**Using the information**:
**1.** Answer these questions from the passage on drug companies and the NHS.
(a) In which decade were the quasi-privatised NHS Trusts created?
(b) How much did GSK invest in real-time, real-world clinical research into respiratory diseases?
(c) Which firm does the passage describe as Anglo-Swedish?
**2.** List every company, NHS trust and newspaper that the passage on drug companies and the NHS names.

Drug companies and private insurance
After the Tories created quasi-privatised NHS Trusts in the 1990s, drug companies saw an opportunity to profit. For instance, GlaxoSmithKline (GSK) is working with the Frimley NHS Foundation Trust to learn about asthma in children as research for future drugs. The Financial Times says that NHS Trusts in the North of England have been used as “a template for radical changes, both in how patients are treated and how quickly new drugs are adopted by cash-strapped health providers.” In one experiment, GSK invested £80m in real-time, real-world clinical research into respiratory diseases. Other companies piloting the scheme include the Anglo-Swedish firm, AstraZeneca.

**Information supplied**:
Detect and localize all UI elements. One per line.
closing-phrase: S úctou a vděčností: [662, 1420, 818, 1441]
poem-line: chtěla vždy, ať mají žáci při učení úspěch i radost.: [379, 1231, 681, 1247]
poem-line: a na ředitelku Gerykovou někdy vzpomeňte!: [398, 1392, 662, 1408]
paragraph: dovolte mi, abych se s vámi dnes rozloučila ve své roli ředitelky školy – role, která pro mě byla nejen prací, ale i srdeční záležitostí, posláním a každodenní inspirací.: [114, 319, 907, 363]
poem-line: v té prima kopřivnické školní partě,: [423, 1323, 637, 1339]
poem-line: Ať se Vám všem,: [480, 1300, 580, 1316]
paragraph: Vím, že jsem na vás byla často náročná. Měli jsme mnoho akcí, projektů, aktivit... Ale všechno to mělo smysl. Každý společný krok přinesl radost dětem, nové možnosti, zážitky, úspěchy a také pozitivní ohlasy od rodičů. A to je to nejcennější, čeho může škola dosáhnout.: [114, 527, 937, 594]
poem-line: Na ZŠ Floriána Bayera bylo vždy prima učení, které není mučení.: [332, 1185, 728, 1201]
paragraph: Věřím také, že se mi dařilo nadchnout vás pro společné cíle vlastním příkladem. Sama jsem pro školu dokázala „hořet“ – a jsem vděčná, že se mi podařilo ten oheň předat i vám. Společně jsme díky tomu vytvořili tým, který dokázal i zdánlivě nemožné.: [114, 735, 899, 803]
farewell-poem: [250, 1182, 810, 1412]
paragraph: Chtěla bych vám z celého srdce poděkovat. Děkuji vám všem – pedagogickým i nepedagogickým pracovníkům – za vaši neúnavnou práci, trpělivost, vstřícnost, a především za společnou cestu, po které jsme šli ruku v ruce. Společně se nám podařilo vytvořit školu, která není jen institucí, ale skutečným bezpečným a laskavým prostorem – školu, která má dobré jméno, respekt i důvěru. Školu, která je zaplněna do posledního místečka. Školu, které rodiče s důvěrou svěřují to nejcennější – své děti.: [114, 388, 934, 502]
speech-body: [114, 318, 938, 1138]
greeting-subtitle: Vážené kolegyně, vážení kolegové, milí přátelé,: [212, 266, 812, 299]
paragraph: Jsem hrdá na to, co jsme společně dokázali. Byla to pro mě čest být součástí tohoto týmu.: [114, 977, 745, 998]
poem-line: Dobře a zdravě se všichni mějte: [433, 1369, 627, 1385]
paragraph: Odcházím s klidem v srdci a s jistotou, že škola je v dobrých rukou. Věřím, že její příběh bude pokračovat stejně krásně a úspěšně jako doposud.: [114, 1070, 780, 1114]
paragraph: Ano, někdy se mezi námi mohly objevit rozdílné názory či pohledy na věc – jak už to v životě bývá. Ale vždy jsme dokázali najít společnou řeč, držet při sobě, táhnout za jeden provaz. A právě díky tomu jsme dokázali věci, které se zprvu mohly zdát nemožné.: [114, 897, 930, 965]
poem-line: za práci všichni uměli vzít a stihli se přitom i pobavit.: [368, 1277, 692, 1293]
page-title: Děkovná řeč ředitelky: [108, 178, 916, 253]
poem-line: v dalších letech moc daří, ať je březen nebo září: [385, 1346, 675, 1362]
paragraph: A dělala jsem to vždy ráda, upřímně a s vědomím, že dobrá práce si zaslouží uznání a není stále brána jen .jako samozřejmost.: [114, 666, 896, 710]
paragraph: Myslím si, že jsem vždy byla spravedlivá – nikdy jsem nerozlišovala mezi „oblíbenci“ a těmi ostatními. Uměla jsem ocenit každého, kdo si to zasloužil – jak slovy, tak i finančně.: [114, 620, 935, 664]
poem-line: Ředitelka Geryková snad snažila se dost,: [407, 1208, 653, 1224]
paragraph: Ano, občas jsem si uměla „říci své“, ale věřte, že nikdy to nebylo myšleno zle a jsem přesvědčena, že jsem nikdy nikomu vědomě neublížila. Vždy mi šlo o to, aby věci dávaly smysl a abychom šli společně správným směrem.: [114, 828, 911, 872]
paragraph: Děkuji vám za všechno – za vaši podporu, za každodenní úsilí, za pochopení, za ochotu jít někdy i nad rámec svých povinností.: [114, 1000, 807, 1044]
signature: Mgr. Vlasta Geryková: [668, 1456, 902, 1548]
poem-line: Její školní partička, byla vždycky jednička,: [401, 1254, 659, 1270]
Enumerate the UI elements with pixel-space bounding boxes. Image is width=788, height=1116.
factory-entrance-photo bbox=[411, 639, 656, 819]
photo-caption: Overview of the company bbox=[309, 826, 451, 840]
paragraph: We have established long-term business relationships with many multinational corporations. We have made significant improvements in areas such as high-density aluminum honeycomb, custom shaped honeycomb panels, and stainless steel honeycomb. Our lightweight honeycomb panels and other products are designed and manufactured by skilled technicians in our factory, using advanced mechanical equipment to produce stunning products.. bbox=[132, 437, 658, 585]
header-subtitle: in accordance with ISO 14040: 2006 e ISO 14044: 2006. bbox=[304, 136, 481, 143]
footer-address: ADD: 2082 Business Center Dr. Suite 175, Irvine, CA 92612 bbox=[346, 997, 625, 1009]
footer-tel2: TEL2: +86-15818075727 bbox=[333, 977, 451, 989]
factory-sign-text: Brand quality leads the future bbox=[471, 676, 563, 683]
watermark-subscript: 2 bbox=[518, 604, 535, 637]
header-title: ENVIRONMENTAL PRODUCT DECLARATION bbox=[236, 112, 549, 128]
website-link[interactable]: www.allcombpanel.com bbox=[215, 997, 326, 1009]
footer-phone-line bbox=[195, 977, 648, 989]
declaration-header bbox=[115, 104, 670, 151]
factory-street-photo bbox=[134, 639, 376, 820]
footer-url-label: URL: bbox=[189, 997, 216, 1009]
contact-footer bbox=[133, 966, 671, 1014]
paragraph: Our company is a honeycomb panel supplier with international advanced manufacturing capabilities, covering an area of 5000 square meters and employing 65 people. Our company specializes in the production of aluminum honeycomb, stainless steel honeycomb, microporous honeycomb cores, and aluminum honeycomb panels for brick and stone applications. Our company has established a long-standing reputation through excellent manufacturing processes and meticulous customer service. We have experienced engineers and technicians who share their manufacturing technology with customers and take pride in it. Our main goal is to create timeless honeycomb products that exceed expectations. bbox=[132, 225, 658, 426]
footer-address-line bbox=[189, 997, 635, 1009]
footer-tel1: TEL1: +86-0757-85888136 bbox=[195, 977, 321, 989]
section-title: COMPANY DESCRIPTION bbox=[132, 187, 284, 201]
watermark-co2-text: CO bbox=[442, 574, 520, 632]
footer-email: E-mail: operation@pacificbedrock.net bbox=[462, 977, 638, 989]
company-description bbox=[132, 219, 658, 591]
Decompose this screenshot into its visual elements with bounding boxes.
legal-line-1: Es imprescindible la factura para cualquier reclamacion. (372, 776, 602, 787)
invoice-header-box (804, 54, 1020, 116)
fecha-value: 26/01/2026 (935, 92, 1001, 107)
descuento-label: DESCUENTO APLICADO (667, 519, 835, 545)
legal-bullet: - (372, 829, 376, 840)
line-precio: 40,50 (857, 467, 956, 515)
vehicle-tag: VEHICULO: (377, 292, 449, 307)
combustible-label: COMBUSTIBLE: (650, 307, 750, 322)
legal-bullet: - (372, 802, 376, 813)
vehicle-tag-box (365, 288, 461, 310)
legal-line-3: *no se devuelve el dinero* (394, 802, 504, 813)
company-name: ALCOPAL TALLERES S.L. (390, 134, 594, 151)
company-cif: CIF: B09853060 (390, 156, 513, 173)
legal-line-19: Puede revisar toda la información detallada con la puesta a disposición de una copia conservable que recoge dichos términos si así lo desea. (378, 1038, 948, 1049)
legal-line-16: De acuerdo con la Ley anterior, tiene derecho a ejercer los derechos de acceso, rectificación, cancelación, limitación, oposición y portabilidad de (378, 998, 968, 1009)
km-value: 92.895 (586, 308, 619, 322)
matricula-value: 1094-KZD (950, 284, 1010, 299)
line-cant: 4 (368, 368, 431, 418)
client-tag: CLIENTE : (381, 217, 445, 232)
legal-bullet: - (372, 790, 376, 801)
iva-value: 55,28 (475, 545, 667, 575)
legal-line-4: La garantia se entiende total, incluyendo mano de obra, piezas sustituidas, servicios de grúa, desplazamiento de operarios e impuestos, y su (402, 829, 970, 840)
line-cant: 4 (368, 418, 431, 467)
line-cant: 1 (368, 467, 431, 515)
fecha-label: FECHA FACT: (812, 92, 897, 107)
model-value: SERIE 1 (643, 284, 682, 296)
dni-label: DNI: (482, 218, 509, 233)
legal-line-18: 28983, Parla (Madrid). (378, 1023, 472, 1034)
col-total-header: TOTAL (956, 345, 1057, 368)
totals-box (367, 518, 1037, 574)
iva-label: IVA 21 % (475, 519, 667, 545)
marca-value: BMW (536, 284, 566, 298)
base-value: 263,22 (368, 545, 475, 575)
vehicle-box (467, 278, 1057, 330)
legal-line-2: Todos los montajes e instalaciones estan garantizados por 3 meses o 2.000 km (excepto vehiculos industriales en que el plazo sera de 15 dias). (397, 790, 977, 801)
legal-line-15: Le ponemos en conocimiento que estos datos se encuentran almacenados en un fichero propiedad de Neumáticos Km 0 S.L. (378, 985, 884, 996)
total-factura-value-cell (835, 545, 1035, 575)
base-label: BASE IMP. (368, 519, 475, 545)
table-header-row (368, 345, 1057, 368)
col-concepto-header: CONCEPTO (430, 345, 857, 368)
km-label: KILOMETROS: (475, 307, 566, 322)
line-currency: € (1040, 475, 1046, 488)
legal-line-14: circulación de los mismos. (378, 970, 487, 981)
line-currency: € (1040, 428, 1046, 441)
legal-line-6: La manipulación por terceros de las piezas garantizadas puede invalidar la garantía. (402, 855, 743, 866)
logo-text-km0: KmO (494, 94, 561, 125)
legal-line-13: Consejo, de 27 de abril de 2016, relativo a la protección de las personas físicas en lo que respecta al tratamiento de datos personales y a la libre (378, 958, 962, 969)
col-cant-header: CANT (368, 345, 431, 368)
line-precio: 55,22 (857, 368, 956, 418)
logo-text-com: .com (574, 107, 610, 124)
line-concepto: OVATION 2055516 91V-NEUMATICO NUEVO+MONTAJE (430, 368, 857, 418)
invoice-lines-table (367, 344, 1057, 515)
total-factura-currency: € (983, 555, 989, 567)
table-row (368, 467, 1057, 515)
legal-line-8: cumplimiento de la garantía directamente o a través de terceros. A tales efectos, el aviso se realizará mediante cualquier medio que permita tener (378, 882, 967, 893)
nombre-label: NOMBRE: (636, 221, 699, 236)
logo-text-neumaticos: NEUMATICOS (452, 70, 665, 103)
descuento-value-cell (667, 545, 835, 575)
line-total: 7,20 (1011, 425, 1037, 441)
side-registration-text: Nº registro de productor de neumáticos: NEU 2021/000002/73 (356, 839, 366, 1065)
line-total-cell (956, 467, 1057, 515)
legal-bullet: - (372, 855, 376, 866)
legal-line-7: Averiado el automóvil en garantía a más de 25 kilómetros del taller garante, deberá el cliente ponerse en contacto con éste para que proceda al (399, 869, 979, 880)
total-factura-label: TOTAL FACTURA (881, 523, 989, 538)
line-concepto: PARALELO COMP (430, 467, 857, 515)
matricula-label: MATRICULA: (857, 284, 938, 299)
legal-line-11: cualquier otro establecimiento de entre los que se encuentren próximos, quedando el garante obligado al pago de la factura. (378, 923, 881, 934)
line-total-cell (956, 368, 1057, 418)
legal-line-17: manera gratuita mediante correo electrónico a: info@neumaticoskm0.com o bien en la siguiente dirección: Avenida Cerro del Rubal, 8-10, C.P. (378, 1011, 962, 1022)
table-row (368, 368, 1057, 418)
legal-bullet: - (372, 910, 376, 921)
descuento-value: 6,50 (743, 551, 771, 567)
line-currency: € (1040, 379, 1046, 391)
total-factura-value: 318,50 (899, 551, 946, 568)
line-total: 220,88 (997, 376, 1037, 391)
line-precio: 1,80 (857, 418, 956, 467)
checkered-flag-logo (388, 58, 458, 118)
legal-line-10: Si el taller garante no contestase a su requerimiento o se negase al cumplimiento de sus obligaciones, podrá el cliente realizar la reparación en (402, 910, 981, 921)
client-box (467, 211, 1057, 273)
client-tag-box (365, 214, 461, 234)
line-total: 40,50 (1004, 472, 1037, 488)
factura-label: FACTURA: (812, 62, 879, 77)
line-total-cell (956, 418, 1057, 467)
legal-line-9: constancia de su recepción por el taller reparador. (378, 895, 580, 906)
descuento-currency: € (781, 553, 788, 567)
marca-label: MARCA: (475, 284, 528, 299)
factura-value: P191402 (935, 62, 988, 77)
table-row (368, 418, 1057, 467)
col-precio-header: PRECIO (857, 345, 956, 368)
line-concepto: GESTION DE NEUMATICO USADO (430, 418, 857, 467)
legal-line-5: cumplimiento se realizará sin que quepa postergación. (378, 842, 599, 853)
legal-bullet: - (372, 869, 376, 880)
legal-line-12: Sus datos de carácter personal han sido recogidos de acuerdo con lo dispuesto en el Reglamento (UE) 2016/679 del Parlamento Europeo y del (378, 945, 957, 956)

**Answers**:
**1.**
(a) The 1990s
(b) £80m
(c) AstraZeneca

**2.**
GlaxoSmithKline (GSK)
Frimley NHS Foundation Trust
The Financial Times
AstraZeneca